**TEXT SEGMENT:**
I have a lambda function that leverages a library that wraps an API and manages authentication sessions. To manage the session, the library expects a file containing credentials and a session token to exist. If the token contained in the file is expired, the library will fetch another one using said credentials and write the new session token to the file.
However, the library's attempt to write to the file is causing my lambda to fail with OSError: [Errno 30] Read-only file system: 'tmp/oauth2.json'
, despite the file it is attempting to write to being in the /tmp
directory. My lambda's file structure can be seen below. Is there any possible way I can work around this? I'm hoping that I just have a misunderstanding of where the authentication file should live.
If it is of any help, the library I'm using is yahoo_oauth
, and the failure occurs when this code is executed:
from yahoo_oauth import OAuth2
oauth = OAuth2(None, None, from_file='tmp/oauth2.json')

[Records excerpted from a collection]
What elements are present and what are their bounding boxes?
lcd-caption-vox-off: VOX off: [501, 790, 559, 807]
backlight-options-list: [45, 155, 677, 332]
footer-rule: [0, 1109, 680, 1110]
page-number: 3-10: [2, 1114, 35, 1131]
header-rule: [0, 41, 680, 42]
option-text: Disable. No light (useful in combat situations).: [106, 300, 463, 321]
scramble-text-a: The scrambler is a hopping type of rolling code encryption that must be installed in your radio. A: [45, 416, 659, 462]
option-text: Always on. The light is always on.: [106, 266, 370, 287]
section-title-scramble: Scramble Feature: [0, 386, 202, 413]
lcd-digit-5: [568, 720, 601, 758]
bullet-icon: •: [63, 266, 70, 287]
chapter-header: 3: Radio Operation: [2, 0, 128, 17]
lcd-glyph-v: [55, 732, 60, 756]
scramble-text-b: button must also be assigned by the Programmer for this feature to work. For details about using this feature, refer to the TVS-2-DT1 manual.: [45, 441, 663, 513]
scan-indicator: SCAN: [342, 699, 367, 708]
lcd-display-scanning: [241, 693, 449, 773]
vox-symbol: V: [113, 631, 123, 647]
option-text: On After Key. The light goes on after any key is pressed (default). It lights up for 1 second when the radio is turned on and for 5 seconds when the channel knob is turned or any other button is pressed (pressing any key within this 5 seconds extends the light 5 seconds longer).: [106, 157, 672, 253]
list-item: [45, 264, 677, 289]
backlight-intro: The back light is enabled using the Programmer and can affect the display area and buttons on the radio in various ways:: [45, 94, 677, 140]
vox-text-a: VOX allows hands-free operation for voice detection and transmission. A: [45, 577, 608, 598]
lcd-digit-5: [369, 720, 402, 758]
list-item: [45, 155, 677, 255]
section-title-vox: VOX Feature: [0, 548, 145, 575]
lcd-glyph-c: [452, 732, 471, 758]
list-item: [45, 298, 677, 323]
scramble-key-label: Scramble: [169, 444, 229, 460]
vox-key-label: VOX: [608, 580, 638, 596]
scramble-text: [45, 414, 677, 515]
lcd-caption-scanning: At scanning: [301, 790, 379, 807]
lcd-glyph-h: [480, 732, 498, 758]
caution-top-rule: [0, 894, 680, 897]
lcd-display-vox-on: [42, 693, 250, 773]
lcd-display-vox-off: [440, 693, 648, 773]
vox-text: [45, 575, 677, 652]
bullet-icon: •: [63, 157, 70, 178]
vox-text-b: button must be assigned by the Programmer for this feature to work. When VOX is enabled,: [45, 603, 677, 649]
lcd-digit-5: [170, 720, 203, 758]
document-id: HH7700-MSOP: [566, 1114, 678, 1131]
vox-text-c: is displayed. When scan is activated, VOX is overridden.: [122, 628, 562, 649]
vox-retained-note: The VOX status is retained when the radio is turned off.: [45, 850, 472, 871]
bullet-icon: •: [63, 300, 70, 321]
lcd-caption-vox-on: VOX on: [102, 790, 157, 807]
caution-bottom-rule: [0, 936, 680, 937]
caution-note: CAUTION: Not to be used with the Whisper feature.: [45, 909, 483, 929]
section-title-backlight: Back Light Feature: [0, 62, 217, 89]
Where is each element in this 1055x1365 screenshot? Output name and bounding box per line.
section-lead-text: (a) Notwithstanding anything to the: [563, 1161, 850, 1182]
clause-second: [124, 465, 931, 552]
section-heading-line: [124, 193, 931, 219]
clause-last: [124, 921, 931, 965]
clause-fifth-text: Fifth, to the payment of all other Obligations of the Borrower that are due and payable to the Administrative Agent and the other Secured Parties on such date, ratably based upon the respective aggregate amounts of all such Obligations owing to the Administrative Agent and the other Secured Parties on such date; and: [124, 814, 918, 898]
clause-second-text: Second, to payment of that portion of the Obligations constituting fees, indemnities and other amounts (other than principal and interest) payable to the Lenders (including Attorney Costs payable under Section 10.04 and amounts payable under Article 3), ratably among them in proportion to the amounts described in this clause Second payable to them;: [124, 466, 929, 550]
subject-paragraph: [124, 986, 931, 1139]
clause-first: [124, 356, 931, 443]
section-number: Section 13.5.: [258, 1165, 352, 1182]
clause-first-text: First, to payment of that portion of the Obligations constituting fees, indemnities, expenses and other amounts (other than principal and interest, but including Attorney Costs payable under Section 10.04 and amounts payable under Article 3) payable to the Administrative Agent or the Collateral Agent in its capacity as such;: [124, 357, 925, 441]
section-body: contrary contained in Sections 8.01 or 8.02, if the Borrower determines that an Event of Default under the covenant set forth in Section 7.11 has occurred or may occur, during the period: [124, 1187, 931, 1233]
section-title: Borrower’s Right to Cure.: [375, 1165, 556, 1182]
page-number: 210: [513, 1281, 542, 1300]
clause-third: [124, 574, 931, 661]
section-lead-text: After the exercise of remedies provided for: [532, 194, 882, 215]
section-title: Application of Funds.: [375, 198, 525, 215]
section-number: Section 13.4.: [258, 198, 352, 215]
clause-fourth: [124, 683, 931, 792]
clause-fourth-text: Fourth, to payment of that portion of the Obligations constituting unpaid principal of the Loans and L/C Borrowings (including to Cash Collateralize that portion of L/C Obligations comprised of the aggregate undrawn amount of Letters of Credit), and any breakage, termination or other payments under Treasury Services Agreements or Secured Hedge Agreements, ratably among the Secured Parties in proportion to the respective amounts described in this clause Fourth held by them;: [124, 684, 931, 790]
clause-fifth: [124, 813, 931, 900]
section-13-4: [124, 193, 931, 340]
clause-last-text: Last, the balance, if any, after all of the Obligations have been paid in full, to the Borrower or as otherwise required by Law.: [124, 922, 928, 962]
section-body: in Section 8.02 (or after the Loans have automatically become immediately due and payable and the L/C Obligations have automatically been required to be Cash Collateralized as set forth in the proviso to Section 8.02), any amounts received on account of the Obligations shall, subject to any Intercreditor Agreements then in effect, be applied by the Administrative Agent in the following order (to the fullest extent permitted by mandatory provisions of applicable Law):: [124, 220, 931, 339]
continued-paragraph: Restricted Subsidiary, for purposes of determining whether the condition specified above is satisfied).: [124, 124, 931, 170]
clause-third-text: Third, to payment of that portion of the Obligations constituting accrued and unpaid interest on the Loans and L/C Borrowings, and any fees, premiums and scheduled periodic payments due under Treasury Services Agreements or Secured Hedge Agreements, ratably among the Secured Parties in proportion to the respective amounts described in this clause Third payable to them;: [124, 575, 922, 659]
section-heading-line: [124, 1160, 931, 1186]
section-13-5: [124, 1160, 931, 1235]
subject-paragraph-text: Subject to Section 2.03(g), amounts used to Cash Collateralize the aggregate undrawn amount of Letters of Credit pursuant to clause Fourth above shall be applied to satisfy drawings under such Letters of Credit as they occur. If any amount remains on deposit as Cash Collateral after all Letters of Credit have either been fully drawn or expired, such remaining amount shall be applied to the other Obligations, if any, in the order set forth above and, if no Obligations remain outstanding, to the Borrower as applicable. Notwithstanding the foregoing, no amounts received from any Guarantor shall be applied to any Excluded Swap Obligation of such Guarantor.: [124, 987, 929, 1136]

**THINGS TO DO:**
A: In the Lambda question, which library does the writer say they are using?
B: Translate this sentence from the Lambda question into Spanish: "If the token contained in the file is expired, the library will fetch another one using said credentials and write the new session token to the file."

**SOLUTION SET:**
A: yahoo_oauth

B: Si el token contenido en el archivo ha caducado, la biblioteca obtendrá otro usando dichas credenciales y escribirá el nuevo token de sesión en el archivo.